* **Extracted data**:
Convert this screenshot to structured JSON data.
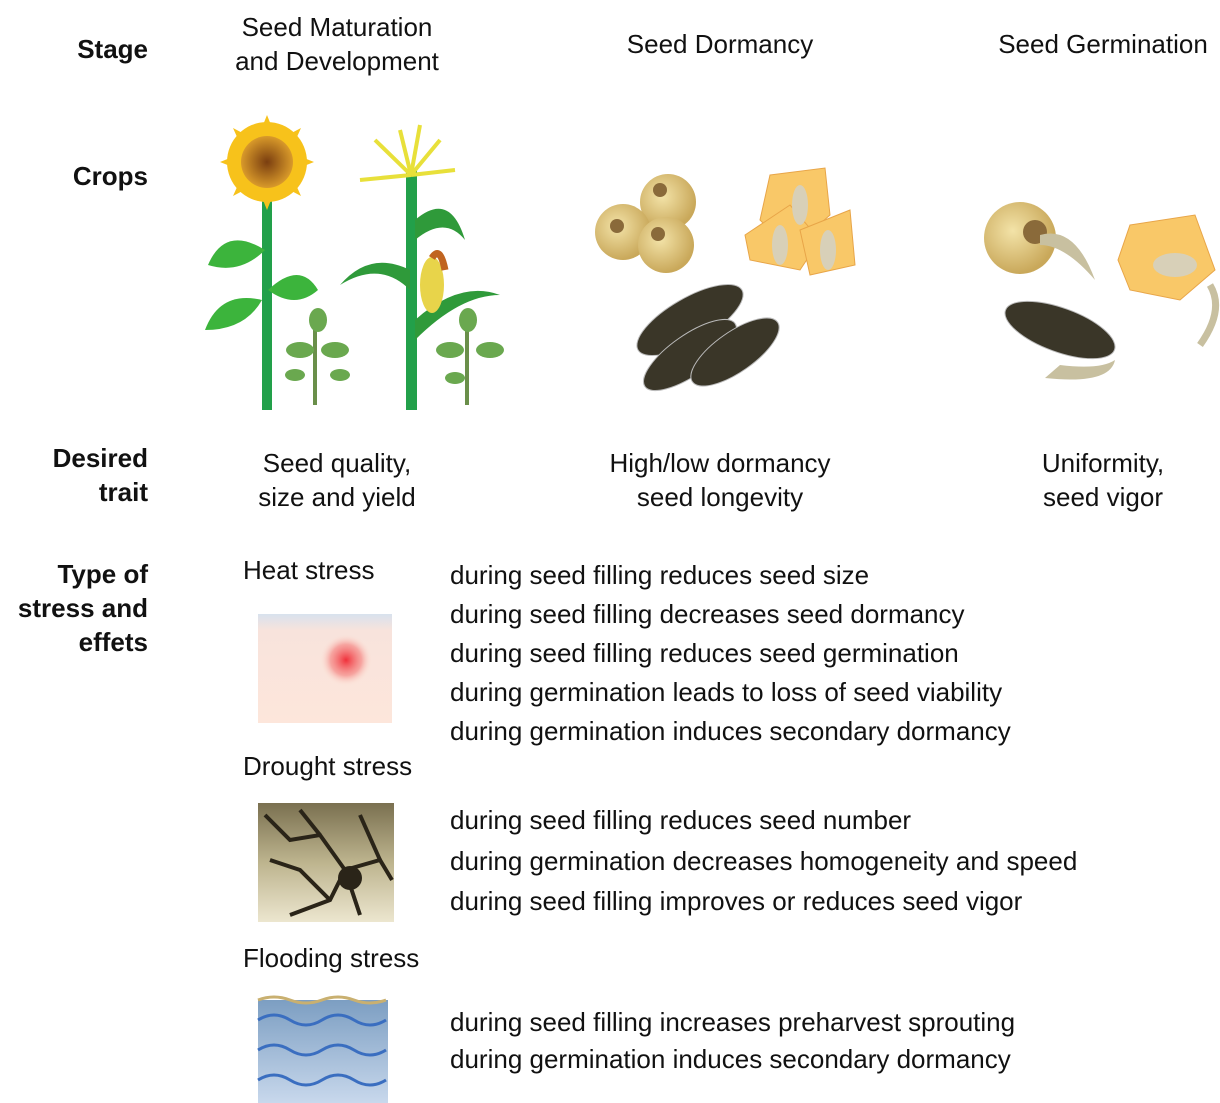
{
  "labels": {
    "stage": [
      "Stage"
    ],
    "crops": [
      "Crops"
    ],
    "desired_trait": [
      "Desired",
      "trait"
    ],
    "stress": [
      "Type of",
      "stress and",
      "effets"
    ]
  },
  "stages": [
    [
      "Seed Maturation",
      "and Development"
    ],
    [
      "Seed Dormancy"
    ],
    [
      "Seed Germination"
    ]
  ],
  "traits": [
    [
      "Seed quality,",
      "size and yield"
    ],
    [
      "High/low dormancy",
      "seed longevity"
    ],
    [
      "Uniformity,",
      "seed vigor"
    ]
  ],
  "stresses": [
    {
      "name": "Heat stress",
      "effects": [
        "during seed filling reduces seed size",
        "during seed filling decreases seed dormancy",
        "during seed filling reduces seed germination",
        "during germination leads to loss of seed viability",
        "during germination induces secondary dormancy"
      ]
    },
    {
      "name": "Drought stress",
      "effects": [
        "during seed filling reduces seed number",
        "during germination decreases homogeneity and speed",
        "during seed filling improves or reduces seed vigor"
      ]
    },
    {
      "name": "Flooding stress",
      "effects": [
        "during seed filling increases preharvest sprouting",
        "during germination induces secondary dormancy"
      ]
    }
  ]
}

* **Instruction**:
Quote the records above exactly, leaving out any pictures.

* **Full solution**:
Convert this screenshot to structured JSON data.
{
  "labels": {
    "stage": [
      "Stage"
    ],
    "crops": [
      "Crops"
    ],
    "desired_trait": [
      "Desired",
      "trait"
    ],
    "stress": [
      "Type of",
      "stress and",
      "effets"
    ]
  },
  "stages": [
    [
      "Seed Maturation",
      "and Development"
    ],
    [
      "Seed Dormancy"
    ],
    [
      "Seed Germination"
    ]
  ],
  "traits": [
    [
      "Seed quality,",
      "size and yield"
    ],
    [
      "High/low dormancy",
      "seed longevity"
    ],
    [
      "Uniformity,",
      "seed vigor"
    ]
  ],
  "stresses": [
    {
      "name": "Heat stress",
      "effects": [
        "during seed filling reduces seed size",
        "during seed filling decreases seed dormancy",
        "during seed filling reduces seed germination",
        "during germination leads to loss of seed viability",
        "during germination induces secondary dormancy"
      ]
    },
    {
      "name": "Drought stress",
      "effects": [
        "during seed filling reduces seed number",
        "during germination decreases homogeneity and speed",
        "during seed filling improves or reduces seed vigor"
      ]
    },
    {
      "name": "Flooding stress",
      "effects": [
        "during seed filling increases preharvest sprouting",
        "during germination induces secondary dormancy"
      ]
    }
  ]
}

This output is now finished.